Information shown »
------------------------------------------------

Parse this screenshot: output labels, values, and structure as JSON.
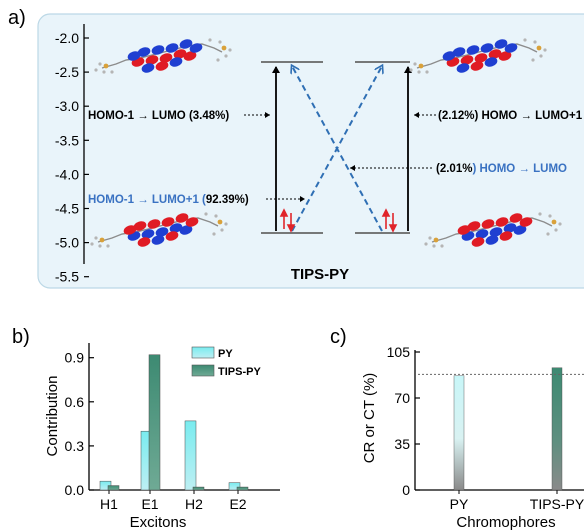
{
  "colors": {
    "panel_bg": "#e9f4fa",
    "panel_border": "#bcd8e6",
    "solid_arrow": "#000000",
    "dashed_arrow": "#2f6fb4",
    "blue_text": "#3a72c2",
    "spin_arrow": "#e0252b",
    "level_line": "#666666",
    "py_top": "#79ecef",
    "py_bottom": "#bdeff3",
    "tips_top": "#3d8a72",
    "tips_bottom": "#6faa95",
    "grey_bottom": "#888888",
    "dotted_ref": "#666666"
  },
  "icons": [
    "orbital-density-icon",
    "legend-swatch-icon"
  ],
  "panel_a": {
    "label": "a)",
    "title": "TIPS-PY",
    "yticks": [
      "-2.0",
      "-2.5",
      "-3.0",
      "-3.5",
      "-4.0",
      "-4.5",
      "-5.0",
      "-5.5"
    ],
    "annotations": {
      "left_top": {
        "prefix": "HOMO-1 → LUMO (",
        "value": "3.48%",
        "suffix": ")"
      },
      "left_bottom": {
        "prefix": "HOMO-1 → LUMO+1 (",
        "value": "92.39%",
        "suffix": ")"
      },
      "right_top": {
        "prefix": "(",
        "value": "2.12%",
        "suffix": ") HOMO → LUMO+1"
      },
      "right_mid": {
        "prefix": "(",
        "value": "2.01%",
        "suffix": ") HOMO → LUMO"
      }
    }
  },
  "chart_data": [
    {
      "type": "bar",
      "panel": "b)",
      "categories": [
        "H1",
        "E1",
        "H2",
        "E2"
      ],
      "series": [
        {
          "name": "PY",
          "values": [
            0.06,
            0.4,
            0.47,
            0.05
          ]
        },
        {
          "name": "TIPS-PY",
          "values": [
            0.03,
            0.92,
            0.02,
            0.02
          ]
        }
      ],
      "xlabel": "Excitons",
      "ylabel": "Contribution",
      "ylim": [
        0,
        1.0
      ],
      "yticks": [
        "0.0",
        "0.3",
        "0.6",
        "0.9"
      ],
      "legend": "top-right"
    },
    {
      "type": "bar",
      "panel": "c)",
      "categories": [
        "PY",
        "TIPS-PY"
      ],
      "values": [
        87,
        93
      ],
      "xlabel": "Chromophores",
      "ylabel": "CR or CT (%)",
      "ylim": [
        0,
        105
      ],
      "yticks": [
        "0",
        "35",
        "70",
        "105"
      ],
      "reference_line": 88
    }
  ]
}
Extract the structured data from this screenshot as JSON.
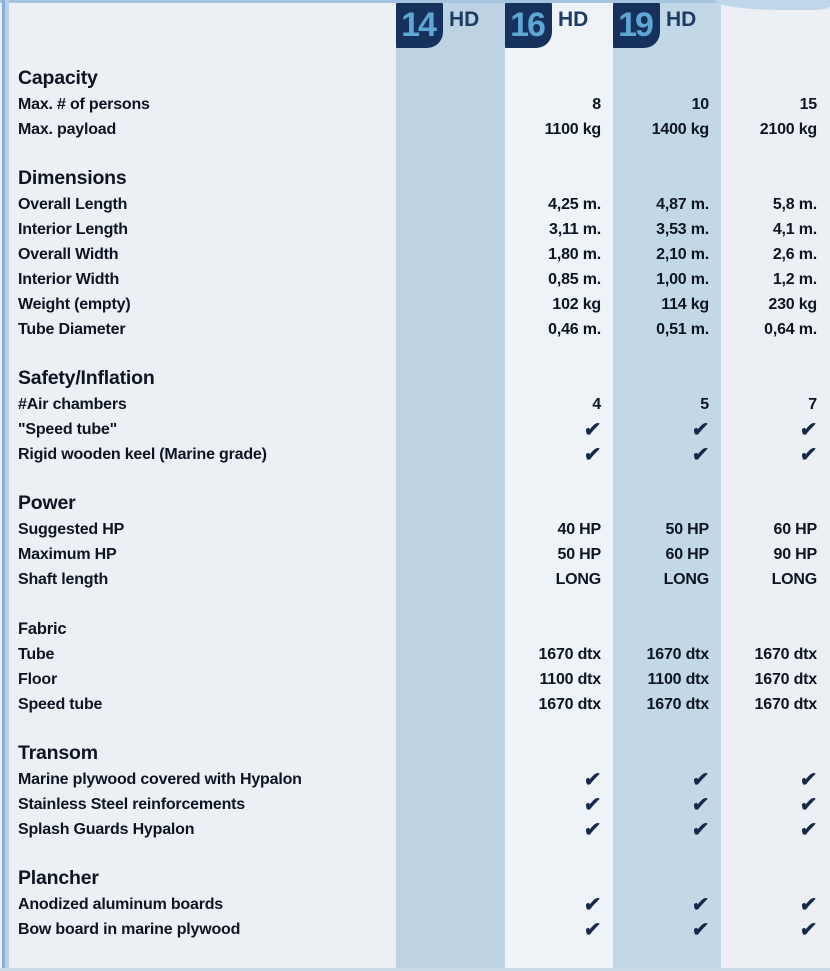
{
  "header": {
    "models": [
      {
        "number": "14",
        "label": "HD"
      },
      {
        "number": "16",
        "label": "HD"
      },
      {
        "number": "19",
        "label": "HD"
      }
    ]
  },
  "table": {
    "check_symbol": "✔",
    "sections": [
      {
        "title": "Capacity",
        "title_size": "large",
        "rows": [
          {
            "label": "Max. # of persons",
            "type": "text",
            "values": [
              "8",
              "10",
              "15"
            ]
          },
          {
            "label": "Max. payload",
            "type": "text",
            "values": [
              "1100 kg",
              "1400 kg",
              "2100 kg"
            ]
          }
        ]
      },
      {
        "title": "Dimensions",
        "title_size": "large",
        "rows": [
          {
            "label": "Overall Length",
            "type": "text",
            "values": [
              "4,25 m.",
              "4,87 m.",
              "5,8 m."
            ]
          },
          {
            "label": "Interior Length",
            "type": "text",
            "values": [
              "3,11 m.",
              "3,53 m.",
              "4,1 m."
            ]
          },
          {
            "label": "Overall Width",
            "type": "text",
            "values": [
              "1,80 m.",
              "2,10 m.",
              "2,6 m."
            ]
          },
          {
            "label": "Interior Width",
            "type": "text",
            "values": [
              "0,85 m.",
              "1,00 m.",
              "1,2 m."
            ]
          },
          {
            "label": "Weight (empty)",
            "type": "text",
            "values": [
              "102 kg",
              "114 kg",
              "230 kg"
            ]
          },
          {
            "label": "Tube Diameter",
            "type": "text",
            "values": [
              "0,46 m.",
              "0,51 m.",
              "0,64 m."
            ]
          }
        ]
      },
      {
        "title": "Safety/Inflation",
        "title_size": "large",
        "rows": [
          {
            "label": "#Air chambers",
            "type": "text",
            "values": [
              "4",
              "5",
              "7"
            ]
          },
          {
            "label": "\"Speed tube\"",
            "type": "check",
            "values": [
              true,
              true,
              true
            ]
          },
          {
            "label": "Rigid wooden keel (Marine grade)",
            "type": "check",
            "values": [
              true,
              true,
              true
            ]
          }
        ]
      },
      {
        "title": "Power",
        "title_size": "large",
        "rows": [
          {
            "label": "Suggested HP",
            "type": "text",
            "values": [
              "40 HP",
              "50 HP",
              "60 HP"
            ]
          },
          {
            "label": "Maximum HP",
            "type": "text",
            "values": [
              "50 HP",
              "60 HP",
              "90 HP"
            ]
          },
          {
            "label": "Shaft length",
            "type": "text",
            "values": [
              "LONG",
              "LONG",
              "LONG"
            ]
          }
        ]
      },
      {
        "title": "Fabric",
        "title_size": "small",
        "rows": [
          {
            "label": "Tube",
            "type": "text",
            "values": [
              "1670 dtx",
              "1670 dtx",
              "1670 dtx"
            ]
          },
          {
            "label": "Floor",
            "type": "text",
            "values": [
              "1100 dtx",
              "1100 dtx",
              "1670 dtx"
            ]
          },
          {
            "label": "Speed tube",
            "type": "text",
            "values": [
              "1670 dtx",
              "1670 dtx",
              "1670 dtx"
            ]
          }
        ]
      },
      {
        "title": "Transom",
        "title_size": "large",
        "rows": [
          {
            "label": "Marine plywood covered with Hypalon",
            "type": "check",
            "values": [
              true,
              true,
              true
            ]
          },
          {
            "label": "Stainless Steel reinforcements",
            "type": "check",
            "values": [
              true,
              true,
              true
            ]
          },
          {
            "label": "Splash Guards Hypalon",
            "type": "check",
            "values": [
              true,
              true,
              true
            ]
          }
        ]
      },
      {
        "title": "Plancher",
        "title_size": "large",
        "rows": [
          {
            "label": "Anodized aluminum boards",
            "type": "check",
            "values": [
              true,
              true,
              true
            ]
          },
          {
            "label": "Bow board in marine plywood",
            "type": "check",
            "values": [
              true,
              true,
              true
            ]
          }
        ]
      }
    ]
  },
  "colors": {
    "page_bg": "#ecf0f4",
    "band_1": "#bdd3e3",
    "band_2": "#eef3f8",
    "band_3": "#c3d8e6",
    "badge_bg": "#16325c",
    "badge_number": "#5ea6d4",
    "hd_text": "#1c3c64",
    "text": "#0d1422",
    "check": "#16294a",
    "accent_strip": "#a5c4e0"
  }
}
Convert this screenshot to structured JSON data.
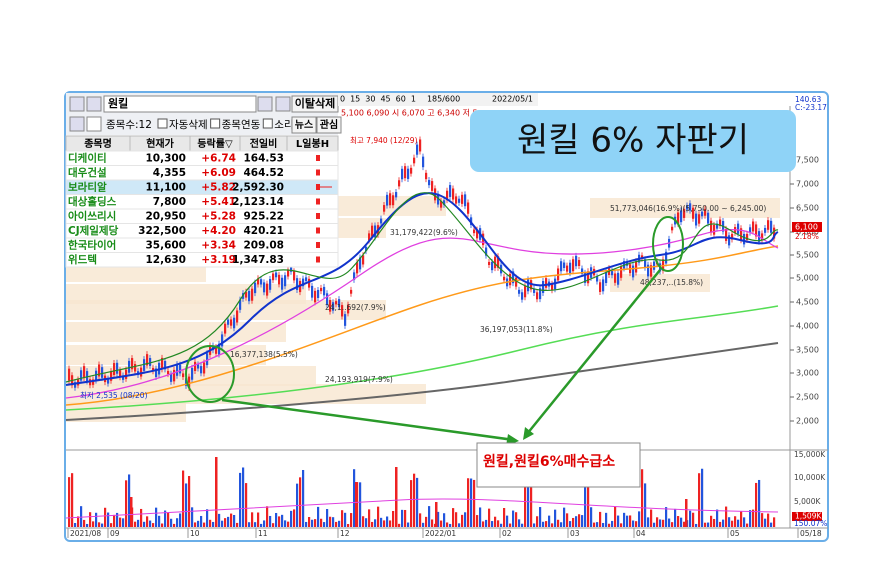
{
  "banner": {
    "title": "원킬 6% 자판기"
  },
  "toolbar": {
    "search": "원킬",
    "delete_button": "이탈삭제",
    "count": "종목수:12",
    "options": [
      "자동삭제",
      "종목연동",
      "소리"
    ],
    "buttons": [
      "뉴스",
      "관심"
    ]
  },
  "chart_toolbar": {
    "periods": [
      "0",
      "15",
      "30",
      "45",
      "60",
      "1"
    ],
    "range": "185/600",
    "date": "2022/05/1",
    "quote": "5,100   6,090  시 6,070  고 6,340  저 5,"
  },
  "table": {
    "header": [
      "종목명",
      "현재가",
      "등락률▽",
      "전일비",
      "L일봉H"
    ],
    "rows": [
      [
        "디케이티",
        "10,300",
        "+6.74",
        "164.53"
      ],
      [
        "대우건설",
        "4,355",
        "+6.09",
        "464.52"
      ],
      [
        "보라티알",
        "11,100",
        "+5.82",
        "2,592.30"
      ],
      [
        "대상홀딩스",
        "7,800",
        "+5.41",
        "2,123.14"
      ],
      [
        "아이쓰리시",
        "20,950",
        "+5.28",
        "925.22"
      ],
      [
        "CJ제일제당",
        "322,500",
        "+4.20",
        "420.21"
      ],
      [
        "한국타이어",
        "35,600",
        "+3.34",
        "209.08"
      ],
      [
        "위드텍",
        "12,630",
        "+3.19",
        "1,347.83"
      ]
    ]
  },
  "chart": {
    "high_label": "최고 7,940 (12/29)",
    "low_label": "최저 2,535 (08/20)",
    "profile_labels": [
      "51,773,046(16.9%)(5,750.00 ~ 6,245.00)",
      "31,179,422(9.6%)",
      "24,1..692(7.9%)",
      "16,377,138(5.5%)",
      "36,197,053(11.8%)",
      "48,237,..(15.8%)",
      "24,193,919(7.9%)"
    ],
    "indicator_labels": [
      "140.63",
      "C:-23.17"
    ],
    "price_axis": [
      "7,500",
      "7,000",
      "6,500",
      "6,000",
      "5,500",
      "5,000",
      "4,500",
      "4,000",
      "3,500",
      "3,000",
      "2,500",
      "2,000"
    ],
    "current_price": "6,100",
    "current_change": "2.18%",
    "volume_axis": [
      "15,000K",
      "10,000K",
      "5,000K"
    ],
    "current_volume": "1,509K",
    "volume_ratio": "150.07%",
    "dates": [
      "2021/08",
      "09",
      "10",
      "11",
      "12",
      "2022/01",
      "02",
      "03",
      "04",
      "05",
      "05/18"
    ]
  },
  "annotation": {
    "text": "원킬,원킬6%매수급소"
  }
}
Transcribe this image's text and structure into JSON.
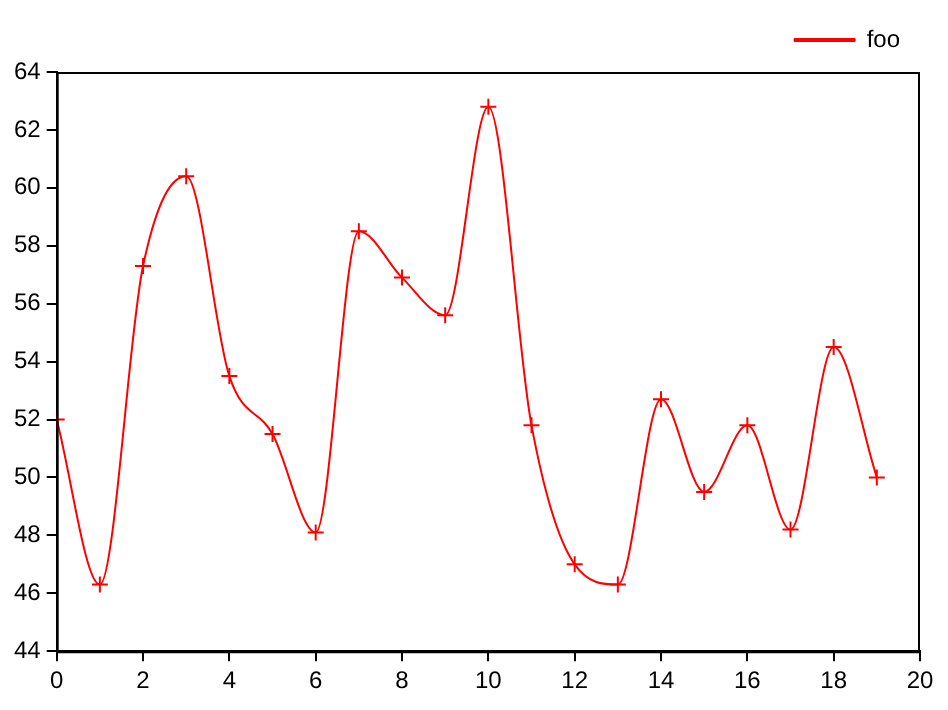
{
  "chart_data": {
    "type": "line",
    "x": [
      0,
      1,
      2,
      3,
      4,
      5,
      6,
      7,
      8,
      9,
      10,
      11,
      12,
      13,
      14,
      15,
      16,
      17,
      18,
      19
    ],
    "series": [
      {
        "name": "foo",
        "color": "#ff0000",
        "values": [
          52.0,
          46.3,
          57.3,
          60.4,
          53.5,
          51.5,
          48.1,
          58.5,
          56.9,
          55.6,
          62.8,
          51.8,
          47.0,
          46.3,
          52.7,
          49.5,
          51.8,
          48.2,
          54.5,
          50.0
        ]
      }
    ],
    "xlim": [
      0,
      20
    ],
    "xticks": [
      0,
      2,
      4,
      6,
      8,
      10,
      12,
      14,
      16,
      18,
      20
    ],
    "ylim": [
      44,
      64
    ],
    "yticks": [
      44,
      46,
      48,
      50,
      52,
      54,
      56,
      58,
      60,
      62,
      64
    ],
    "grid": false,
    "legend": "top right",
    "marker": "cross",
    "line_style": "solid"
  }
}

------------------------------------------------

Aim of the exercise » Copy each line above that contains the string "HOMO".

Reply to the exercise »
        "prefix": "HOMO-1 → LUMO (",
        "prefix": "HOMO-1 → LUMO+1 (",
        "suffix": ") HOMO → LUMO+1"
        "suffix": ") HOMO → LUMO"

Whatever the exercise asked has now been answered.